**Exercise instructions:** Transcribe everything in the data word for word. Pictures are left out.

--- Start ---

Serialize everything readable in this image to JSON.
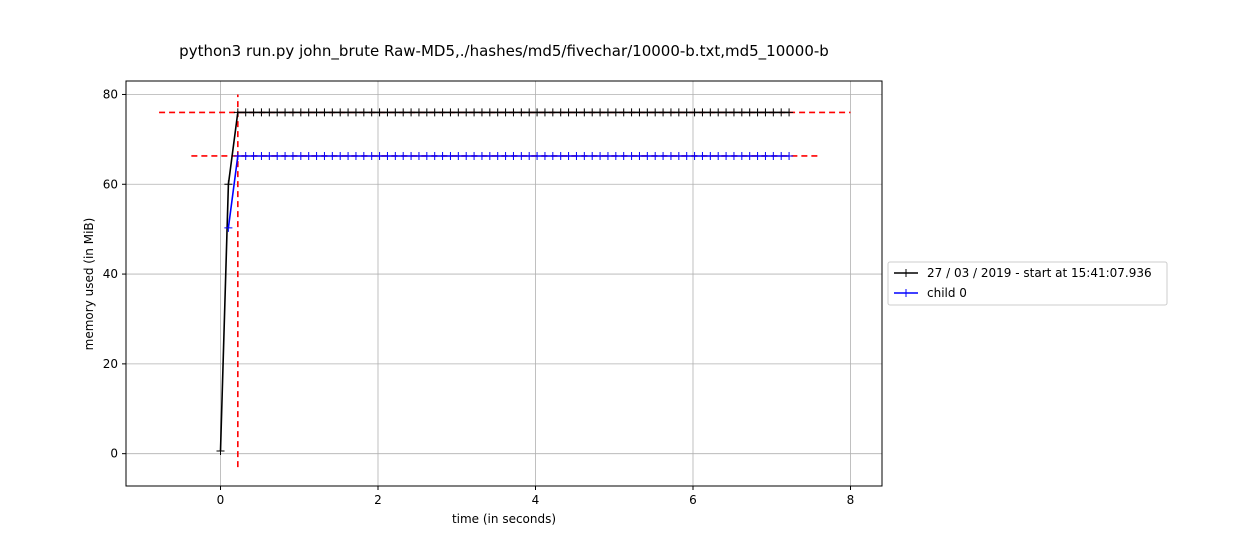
{
  "chart_data": {
    "type": "line",
    "title": "python3 run.py john_brute Raw-MD5,./hashes/md5/fivechar/10000-b.txt,md5_10000-b",
    "xlabel": "time (in seconds)",
    "ylabel": "memory used (in MiB)",
    "xlim": [
      -1.2,
      8.4
    ],
    "ylim": [
      -7.2,
      83.0
    ],
    "xticks": [
      0,
      2,
      4,
      6,
      8
    ],
    "yticks": [
      0,
      20,
      40,
      60,
      80
    ],
    "grid": true,
    "legend_position": "right-outside",
    "series": [
      {
        "name": "27 / 03 / 2019 - start at 15:41:07.936",
        "color": "#000000",
        "marker": "+",
        "x_start": 0,
        "x_step": 0.1,
        "points": [
          [
            0.0,
            0.6
          ],
          [
            0.1,
            60.0
          ],
          [
            0.22,
            76.0
          ]
        ],
        "plateau": {
          "y": 76.0,
          "x_from": 0.22,
          "x_to": 7.25,
          "step": 0.1
        }
      },
      {
        "name": "child 0",
        "color": "#0000ff",
        "marker": "+",
        "points": [
          [
            0.1,
            50.3
          ],
          [
            0.22,
            66.3
          ]
        ],
        "plateau": {
          "y": 66.3,
          "x_from": 0.22,
          "x_to": 7.25,
          "step": 0.1
        }
      }
    ],
    "reference_lines": [
      {
        "orientation": "horizontal",
        "y": 76.0,
        "x_from": -0.78,
        "x_to": 8.0,
        "color": "#ff0000",
        "style": "dashed"
      },
      {
        "orientation": "horizontal",
        "y": 66.3,
        "x_from": -0.37,
        "x_to": 7.6,
        "color": "#ff0000",
        "style": "dashed"
      },
      {
        "orientation": "vertical",
        "x": 0.22,
        "y_from": -3.0,
        "y_to": 80.0,
        "color": "#ff0000",
        "style": "dashed"
      }
    ]
  }
}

--- End ---

**Correct output:**
Serialize everything readable in this image to JSON.
{
  "chart_data": {
    "type": "line",
    "title": "python3 run.py john_brute Raw-MD5,./hashes/md5/fivechar/10000-b.txt,md5_10000-b",
    "xlabel": "time (in seconds)",
    "ylabel": "memory used (in MiB)",
    "xlim": [
      -1.2,
      8.4
    ],
    "ylim": [
      -7.2,
      83.0
    ],
    "xticks": [
      0,
      2,
      4,
      6,
      8
    ],
    "yticks": [
      0,
      20,
      40,
      60,
      80
    ],
    "grid": true,
    "legend_position": "right-outside",
    "series": [
      {
        "name": "27 / 03 / 2019 - start at 15:41:07.936",
        "color": "#000000",
        "marker": "+",
        "x_start": 0,
        "x_step": 0.1,
        "points": [
          [
            0.0,
            0.6
          ],
          [
            0.1,
            60.0
          ],
          [
            0.22,
            76.0
          ]
        ],
        "plateau": {
          "y": 76.0,
          "x_from": 0.22,
          "x_to": 7.25,
          "step": 0.1
        }
      },
      {
        "name": "child 0",
        "color": "#0000ff",
        "marker": "+",
        "points": [
          [
            0.1,
            50.3
          ],
          [
            0.22,
            66.3
          ]
        ],
        "plateau": {
          "y": 66.3,
          "x_from": 0.22,
          "x_to": 7.25,
          "step": 0.1
        }
      }
    ],
    "reference_lines": [
      {
        "orientation": "horizontal",
        "y": 76.0,
        "x_from": -0.78,
        "x_to": 8.0,
        "color": "#ff0000",
        "style": "dashed"
      },
      {
        "orientation": "horizontal",
        "y": 66.3,
        "x_from": -0.37,
        "x_to": 7.6,
        "color": "#ff0000",
        "style": "dashed"
      },
      {
        "orientation": "vertical",
        "x": 0.22,
        "y_from": -3.0,
        "y_to": 80.0,
        "color": "#ff0000",
        "style": "dashed"
      }
    ]
  }
}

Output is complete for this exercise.